== Supplied data ==

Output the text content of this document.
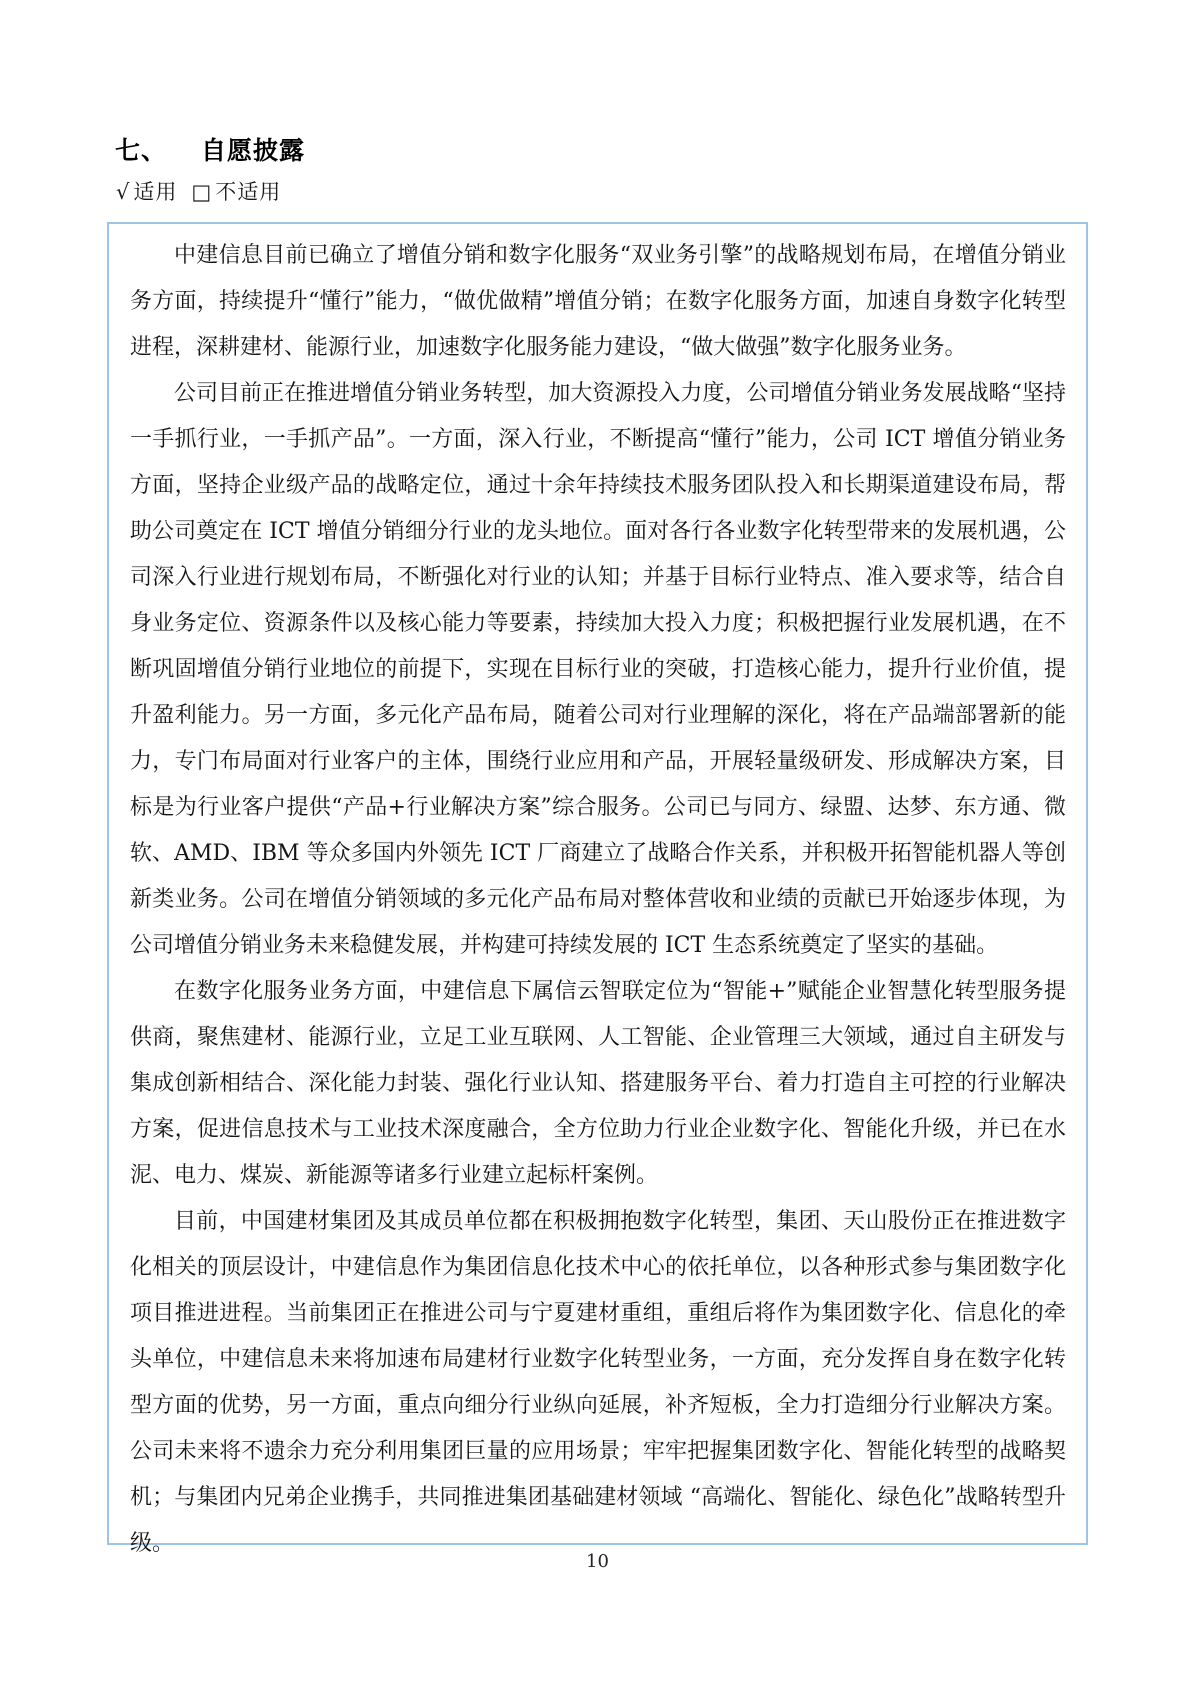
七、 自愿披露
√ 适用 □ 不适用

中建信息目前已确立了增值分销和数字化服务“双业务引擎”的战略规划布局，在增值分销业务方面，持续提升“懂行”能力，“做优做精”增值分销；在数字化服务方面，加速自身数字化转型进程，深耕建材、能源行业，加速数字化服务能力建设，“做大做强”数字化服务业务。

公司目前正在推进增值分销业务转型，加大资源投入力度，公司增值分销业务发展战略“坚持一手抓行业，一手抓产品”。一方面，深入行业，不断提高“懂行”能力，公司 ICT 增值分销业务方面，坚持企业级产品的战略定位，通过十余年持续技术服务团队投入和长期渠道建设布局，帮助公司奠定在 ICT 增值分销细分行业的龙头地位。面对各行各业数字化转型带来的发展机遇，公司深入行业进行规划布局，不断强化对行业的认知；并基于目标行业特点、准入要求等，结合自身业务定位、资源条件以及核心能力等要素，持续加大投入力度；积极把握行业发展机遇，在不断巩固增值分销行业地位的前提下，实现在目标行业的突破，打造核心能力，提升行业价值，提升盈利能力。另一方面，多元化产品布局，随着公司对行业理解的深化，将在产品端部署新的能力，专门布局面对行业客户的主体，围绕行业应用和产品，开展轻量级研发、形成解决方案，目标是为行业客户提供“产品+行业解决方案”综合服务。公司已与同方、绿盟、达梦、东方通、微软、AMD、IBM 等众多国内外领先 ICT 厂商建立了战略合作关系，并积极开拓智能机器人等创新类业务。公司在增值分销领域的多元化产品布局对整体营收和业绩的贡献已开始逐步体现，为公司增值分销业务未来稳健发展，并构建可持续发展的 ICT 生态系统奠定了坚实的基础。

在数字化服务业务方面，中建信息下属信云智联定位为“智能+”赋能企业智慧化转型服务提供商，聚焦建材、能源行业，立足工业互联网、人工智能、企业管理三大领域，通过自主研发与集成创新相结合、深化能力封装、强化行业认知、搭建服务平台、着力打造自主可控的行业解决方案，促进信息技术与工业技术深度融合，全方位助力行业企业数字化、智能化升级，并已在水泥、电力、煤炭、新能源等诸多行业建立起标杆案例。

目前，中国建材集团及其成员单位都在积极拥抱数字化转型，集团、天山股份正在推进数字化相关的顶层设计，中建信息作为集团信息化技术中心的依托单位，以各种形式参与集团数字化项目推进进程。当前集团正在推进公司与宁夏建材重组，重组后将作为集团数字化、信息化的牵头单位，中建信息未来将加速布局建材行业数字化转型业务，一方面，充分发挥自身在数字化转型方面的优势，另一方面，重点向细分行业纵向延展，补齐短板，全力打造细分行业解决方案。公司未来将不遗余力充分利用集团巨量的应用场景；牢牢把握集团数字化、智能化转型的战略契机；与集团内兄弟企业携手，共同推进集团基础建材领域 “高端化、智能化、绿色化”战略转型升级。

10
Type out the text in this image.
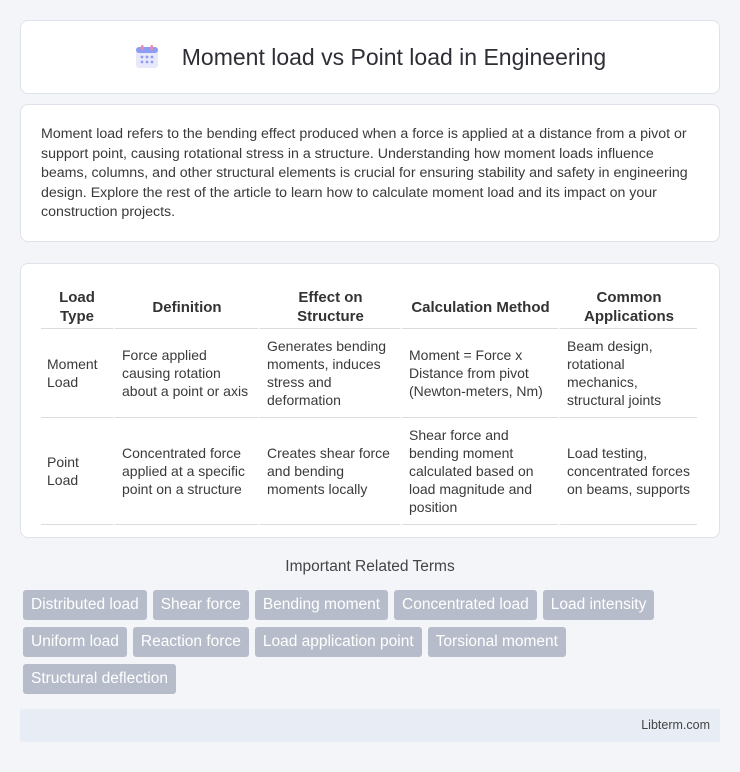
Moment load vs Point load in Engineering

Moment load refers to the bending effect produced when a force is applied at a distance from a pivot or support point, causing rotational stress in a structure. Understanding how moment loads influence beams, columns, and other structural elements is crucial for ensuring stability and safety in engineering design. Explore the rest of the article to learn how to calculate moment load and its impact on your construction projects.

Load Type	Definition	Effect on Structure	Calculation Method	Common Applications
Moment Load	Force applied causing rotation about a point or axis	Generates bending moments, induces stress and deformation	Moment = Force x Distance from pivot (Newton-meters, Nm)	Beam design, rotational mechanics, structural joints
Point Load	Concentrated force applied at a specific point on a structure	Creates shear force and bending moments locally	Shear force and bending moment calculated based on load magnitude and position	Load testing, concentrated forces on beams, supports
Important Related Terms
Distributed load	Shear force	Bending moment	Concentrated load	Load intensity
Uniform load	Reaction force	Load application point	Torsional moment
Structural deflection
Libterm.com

===
== Supplied data ==

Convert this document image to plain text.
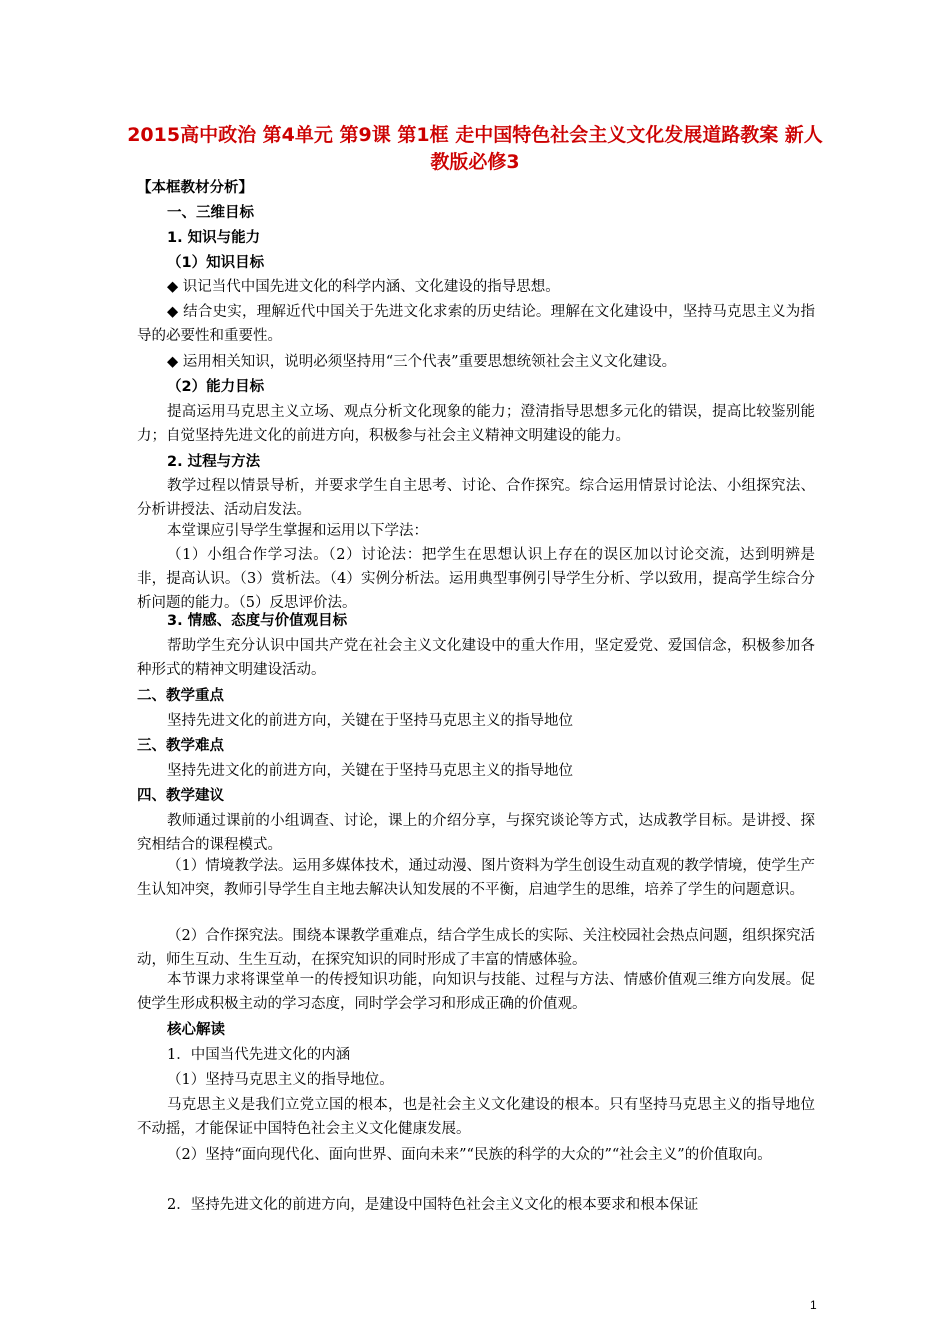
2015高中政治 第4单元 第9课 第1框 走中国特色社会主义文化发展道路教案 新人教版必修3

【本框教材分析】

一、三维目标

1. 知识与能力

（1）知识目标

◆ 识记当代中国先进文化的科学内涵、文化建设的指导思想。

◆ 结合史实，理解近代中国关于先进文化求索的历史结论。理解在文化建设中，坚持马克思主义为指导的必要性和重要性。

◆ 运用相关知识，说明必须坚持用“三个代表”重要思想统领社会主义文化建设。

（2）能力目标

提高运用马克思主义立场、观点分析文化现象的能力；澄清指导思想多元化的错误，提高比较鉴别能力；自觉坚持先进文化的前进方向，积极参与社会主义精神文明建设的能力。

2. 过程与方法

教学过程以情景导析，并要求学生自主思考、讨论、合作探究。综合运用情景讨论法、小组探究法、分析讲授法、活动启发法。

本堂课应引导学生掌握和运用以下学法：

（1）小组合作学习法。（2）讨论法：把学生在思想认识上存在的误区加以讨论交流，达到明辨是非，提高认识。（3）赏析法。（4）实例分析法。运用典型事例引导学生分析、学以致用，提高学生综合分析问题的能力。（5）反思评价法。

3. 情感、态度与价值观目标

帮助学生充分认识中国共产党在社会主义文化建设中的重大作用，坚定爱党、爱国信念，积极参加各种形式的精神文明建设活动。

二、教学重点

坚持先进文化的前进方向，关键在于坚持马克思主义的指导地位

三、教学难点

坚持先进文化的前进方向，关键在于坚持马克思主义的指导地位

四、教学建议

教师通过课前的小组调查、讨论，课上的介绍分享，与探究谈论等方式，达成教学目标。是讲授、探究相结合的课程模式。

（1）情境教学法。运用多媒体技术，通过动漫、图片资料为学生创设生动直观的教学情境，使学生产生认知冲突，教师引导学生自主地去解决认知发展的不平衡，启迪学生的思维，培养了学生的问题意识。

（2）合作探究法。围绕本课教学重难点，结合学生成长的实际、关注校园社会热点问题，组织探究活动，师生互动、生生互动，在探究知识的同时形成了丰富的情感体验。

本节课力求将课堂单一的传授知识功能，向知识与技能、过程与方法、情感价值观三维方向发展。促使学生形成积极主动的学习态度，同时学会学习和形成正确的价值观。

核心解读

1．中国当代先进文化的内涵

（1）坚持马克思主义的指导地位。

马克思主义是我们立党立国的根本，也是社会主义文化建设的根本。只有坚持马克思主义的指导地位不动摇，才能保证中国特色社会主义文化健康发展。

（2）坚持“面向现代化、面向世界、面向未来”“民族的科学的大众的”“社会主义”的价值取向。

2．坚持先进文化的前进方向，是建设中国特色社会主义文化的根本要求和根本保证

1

===
== Supplied data ==

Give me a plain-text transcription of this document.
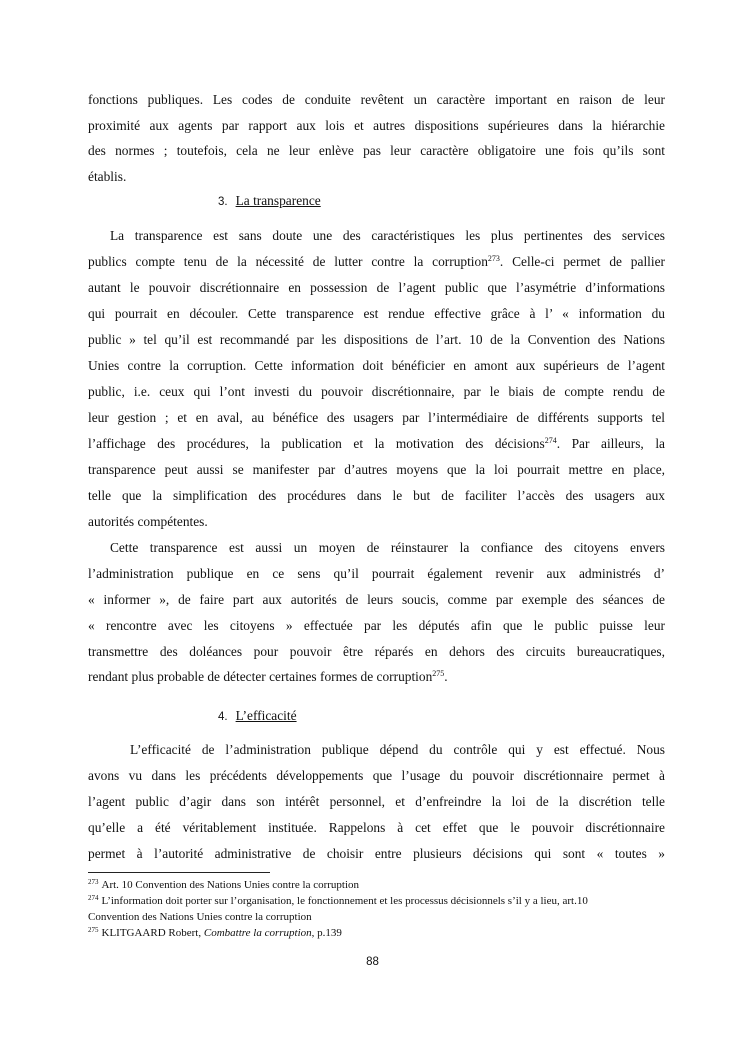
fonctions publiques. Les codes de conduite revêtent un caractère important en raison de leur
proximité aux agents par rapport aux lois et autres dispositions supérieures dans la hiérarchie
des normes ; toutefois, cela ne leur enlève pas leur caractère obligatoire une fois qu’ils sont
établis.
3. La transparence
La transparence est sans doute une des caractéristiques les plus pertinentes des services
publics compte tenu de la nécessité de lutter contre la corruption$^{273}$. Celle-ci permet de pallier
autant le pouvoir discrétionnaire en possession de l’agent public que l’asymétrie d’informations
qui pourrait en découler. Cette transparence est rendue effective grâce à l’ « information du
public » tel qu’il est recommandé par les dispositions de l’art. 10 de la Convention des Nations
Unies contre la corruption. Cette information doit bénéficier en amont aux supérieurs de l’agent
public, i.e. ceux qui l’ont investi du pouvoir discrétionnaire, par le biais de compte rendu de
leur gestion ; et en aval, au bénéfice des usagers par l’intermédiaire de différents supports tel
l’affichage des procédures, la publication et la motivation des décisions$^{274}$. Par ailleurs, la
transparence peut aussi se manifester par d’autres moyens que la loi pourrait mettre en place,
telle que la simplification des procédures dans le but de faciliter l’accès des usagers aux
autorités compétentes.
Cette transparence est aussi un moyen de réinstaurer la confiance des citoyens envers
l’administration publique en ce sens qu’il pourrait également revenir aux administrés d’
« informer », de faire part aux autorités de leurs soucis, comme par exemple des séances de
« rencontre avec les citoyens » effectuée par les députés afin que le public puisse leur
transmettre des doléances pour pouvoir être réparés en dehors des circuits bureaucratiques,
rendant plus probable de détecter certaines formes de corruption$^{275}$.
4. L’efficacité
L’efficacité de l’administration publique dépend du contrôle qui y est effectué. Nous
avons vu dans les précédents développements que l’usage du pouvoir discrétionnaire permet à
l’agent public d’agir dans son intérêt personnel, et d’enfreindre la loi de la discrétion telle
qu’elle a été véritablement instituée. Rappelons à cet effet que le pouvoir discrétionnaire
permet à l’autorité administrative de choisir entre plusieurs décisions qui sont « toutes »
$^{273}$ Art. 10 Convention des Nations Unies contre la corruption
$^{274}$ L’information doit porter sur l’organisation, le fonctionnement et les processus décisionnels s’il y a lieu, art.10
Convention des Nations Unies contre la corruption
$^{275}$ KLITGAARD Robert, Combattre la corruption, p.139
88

===

Return each line in the records that holds the string "permet".

publics compte tenu de la nécessité de lutter contre la corruption$^{273}$. Celle-ci permet de pallier
avons vu dans les précédents développements que l’usage du pouvoir discrétionnaire permet à
permet à l’autorité administrative de choisir entre plusieurs décisions qui sont « toutes »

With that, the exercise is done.